## WHAT IS BEING ASKED
Images appear in the records below; leave them out and repeat everything else exactly.

**** ROWS ****

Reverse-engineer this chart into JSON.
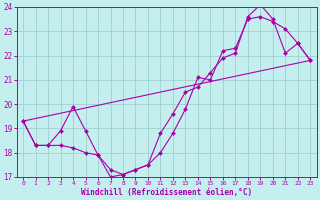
{
  "xlabel": "Windchill (Refroidissement éolien,°C)",
  "xlim": [
    -0.5,
    23.5
  ],
  "ylim": [
    17,
    24
  ],
  "yticks": [
    17,
    18,
    19,
    20,
    21,
    22,
    23,
    24
  ],
  "xticks": [
    0,
    1,
    2,
    3,
    4,
    5,
    6,
    7,
    8,
    9,
    10,
    11,
    12,
    13,
    14,
    15,
    16,
    17,
    18,
    19,
    20,
    21,
    22,
    23
  ],
  "bg_color": "#c5eeee",
  "grid_color": "#9ed0d0",
  "line_color": "#aa00aa",
  "line1_x": [
    0,
    1,
    2,
    3,
    4,
    5,
    6,
    7,
    8,
    9,
    10,
    11,
    12,
    13,
    14,
    15,
    16,
    17,
    18,
    19,
    20,
    21,
    22,
    23
  ],
  "line1_y": [
    19.3,
    18.3,
    18.3,
    18.9,
    19.9,
    18.9,
    17.9,
    17.3,
    17.1,
    17.3,
    17.5,
    18.0,
    18.8,
    19.8,
    21.1,
    21.0,
    22.2,
    22.3,
    23.5,
    23.6,
    23.4,
    23.1,
    22.5,
    21.8
  ],
  "line2_x": [
    0,
    1,
    2,
    3,
    4,
    5,
    6,
    7,
    8,
    9,
    10,
    11,
    12,
    13,
    14,
    15,
    16,
    17,
    18,
    19,
    20,
    21,
    22,
    23
  ],
  "line2_y": [
    19.3,
    18.3,
    18.3,
    18.3,
    18.2,
    18.0,
    17.9,
    17.0,
    17.1,
    17.3,
    17.5,
    18.8,
    19.6,
    20.5,
    20.7,
    21.3,
    21.9,
    22.1,
    23.6,
    24.1,
    23.5,
    22.1,
    22.5,
    21.8
  ],
  "line3_x": [
    0,
    23
  ],
  "line3_y": [
    19.3,
    21.8
  ]
}
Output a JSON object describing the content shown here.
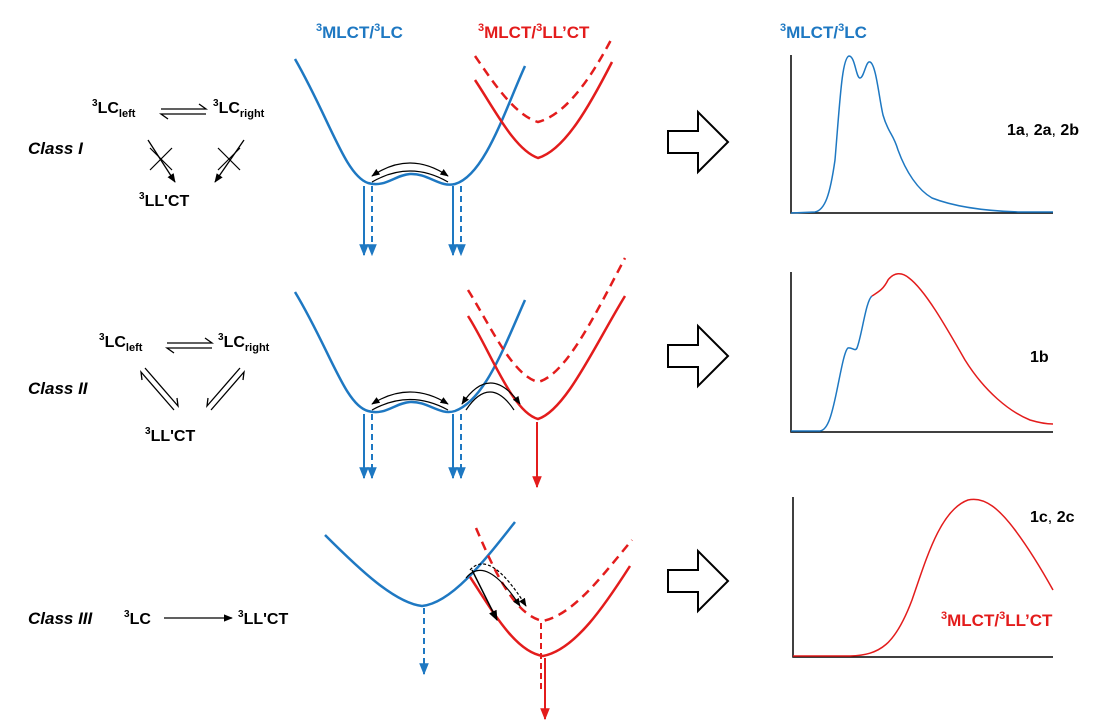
{
  "colors": {
    "blue": "#1e78c2",
    "red": "#e31c1c",
    "black": "#000000",
    "background": "#ffffff"
  },
  "header": {
    "blue_label": {
      "sup1": "3",
      "main1": "MLCT/",
      "sup2": "3",
      "main2": "LC"
    },
    "red_label": {
      "sup1": "3",
      "main1": "MLCT/",
      "sup2": "3",
      "main2": "LL’CT"
    },
    "spectrum_label": {
      "sup1": "3",
      "main1": "MLCT/",
      "sup2": "3",
      "main2": "LC"
    }
  },
  "classes": [
    {
      "name": "Class I",
      "scheme": {
        "left": {
          "sup": "3",
          "main": "LC",
          "sub": "left"
        },
        "right": {
          "sup": "3",
          "main": "LC",
          "sub": "right"
        },
        "bottom": {
          "sup": "3",
          "main": "LL'CT"
        },
        "equilibrium_to_bottom": "blocked"
      },
      "compounds": [
        {
          "text": "1a",
          "bold": true
        },
        {
          "text": ", ",
          "bold": false
        },
        {
          "text": "2a",
          "bold": true
        },
        {
          "text": ", ",
          "bold": false
        },
        {
          "text": "2b",
          "bold": true
        }
      ]
    },
    {
      "name": "Class II",
      "scheme": {
        "left": {
          "sup": "3",
          "main": "LC",
          "sub": "left"
        },
        "right": {
          "sup": "3",
          "main": "LC",
          "sub": "right"
        },
        "bottom": {
          "sup": "3",
          "main": "LL'CT"
        },
        "equilibrium_to_bottom": "reversible"
      },
      "compounds": [
        {
          "text": "1b",
          "bold": true
        }
      ]
    },
    {
      "name": "Class III",
      "scheme": {
        "left": {
          "sup": "3",
          "main": "LC"
        },
        "right": {
          "sup": "3",
          "main": "LL'CT"
        },
        "equilibrium_to_bottom": "none"
      },
      "compounds": [
        {
          "text": "1c",
          "bold": true
        },
        {
          "text": ", ",
          "bold": false
        },
        {
          "text": "2c",
          "bold": true
        }
      ],
      "spectrum_label": {
        "sup1": "3",
        "main1": "MLCT/",
        "sup2": "3",
        "main2": "LL’CT"
      }
    }
  ],
  "icons": [
    "double-well-potential-curve",
    "parabola-potential-curve",
    "emission-arrow-icon",
    "hollow-right-arrow-icon",
    "emission-spectrum-curve"
  ]
}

****

## FINAL RESULT
Reverse-engineer this chart into JSON.
{
  "xlabel": "Windchill (Refroidissement éolien,°C)",
  "xlim": [
    -0.5,
    23.5
  ],
  "ylim": [
    17,
    24
  ],
  "yticks": [
    17,
    18,
    19,
    20,
    21,
    22,
    23,
    24
  ],
  "xticks": [
    0,
    1,
    2,
    3,
    4,
    5,
    6,
    7,
    8,
    9,
    10,
    11,
    12,
    13,
    14,
    15,
    16,
    17,
    18,
    19,
    20,
    21,
    22,
    23
  ],
  "bg_color": "#c5eeee",
  "grid_color": "#9ed0d0",
  "line_color": "#aa00aa",
  "line1_x": [
    0,
    1,
    2,
    3,
    4,
    5,
    6,
    7,
    8,
    9,
    10,
    11,
    12,
    13,
    14,
    15,
    16,
    17,
    18,
    19,
    20,
    21,
    22,
    23
  ],
  "line1_y": [
    19.3,
    18.3,
    18.3,
    18.9,
    19.9,
    18.9,
    17.9,
    17.3,
    17.1,
    17.3,
    17.5,
    18.0,
    18.8,
    19.8,
    21.1,
    21.0,
    22.2,
    22.3,
    23.5,
    23.6,
    23.4,
    23.1,
    22.5,
    21.8
  ],
  "line2_x": [
    0,
    1,
    2,
    3,
    4,
    5,
    6,
    7,
    8,
    9,
    10,
    11,
    12,
    13,
    14,
    15,
    16,
    17,
    18,
    19,
    20,
    21,
    22,
    23
  ],
  "line2_y": [
    19.3,
    18.3,
    18.3,
    18.3,
    18.2,
    18.0,
    17.9,
    17.0,
    17.1,
    17.3,
    17.5,
    18.8,
    19.6,
    20.5,
    20.7,
    21.3,
    21.9,
    22.1,
    23.6,
    24.1,
    23.5,
    22.1,
    22.5,
    21.8
  ],
  "line3_x": [
    0,
    23
  ],
  "line3_y": [
    19.3,
    21.8
  ]
}
Output a JSON object describing the content shown here.
{
  "colors": {
    "blue": "#1e78c2",
    "red": "#e31c1c",
    "black": "#000000",
    "background": "#ffffff"
  },
  "header": {
    "blue_label": {
      "sup1": "3",
      "main1": "MLCT/",
      "sup2": "3",
      "main2": "LC"
    },
    "red_label": {
      "sup1": "3",
      "main1": "MLCT/",
      "sup2": "3",
      "main2": "LL’CT"
    },
    "spectrum_label": {
      "sup1": "3",
      "main1": "MLCT/",
      "sup2": "3",
      "main2": "LC"
    }
  },
  "classes": [
    {
      "name": "Class I",
      "scheme": {
        "left": {
          "sup": "3",
          "main": "LC",
          "sub": "left"
        },
        "right": {
          "sup": "3",
          "main": "LC",
          "sub": "right"
        },
        "bottom": {
          "sup": "3",
          "main": "LL'CT"
        },
        "equilibrium_to_bottom": "blocked"
      },
      "compounds": [
        {
          "text": "1a",
          "bold": true
        },
        {
          "text": ", ",
          "bold": false
        },
        {
          "text": "2a",
          "bold": true
        },
        {
          "text": ", ",
          "bold": false
        },
        {
          "text": "2b",
          "bold": true
        }
      ]
    },
    {
      "name": "Class II",
      "scheme": {
        "left": {
          "sup": "3",
          "main": "LC",
          "sub": "left"
        },
        "right": {
          "sup": "3",
          "main": "LC",
          "sub": "right"
        },
        "bottom": {
          "sup": "3",
          "main": "LL'CT"
        },
        "equilibrium_to_bottom": "reversible"
      },
      "compounds": [
        {
          "text": "1b",
          "bold": true
        }
      ]
    },
    {
      "name": "Class III",
      "scheme": {
        "left": {
          "sup": "3",
          "main": "LC"
        },
        "right": {
          "sup": "3",
          "main": "LL'CT"
        },
        "equilibrium_to_bottom": "none"
      },
      "compounds": [
        {
          "text": "1c",
          "bold": true
        },
        {
          "text": ", ",
          "bold": false
        },
        {
          "text": "2c",
          "bold": true
        }
      ],
      "spectrum_label": {
        "sup1": "3",
        "main1": "MLCT/",
        "sup2": "3",
        "main2": "LL’CT"
      }
    }
  ],
  "icons": [
    "double-well-potential-curve",
    "parabola-potential-curve",
    "emission-arrow-icon",
    "hollow-right-arrow-icon",
    "emission-spectrum-curve"
  ]
}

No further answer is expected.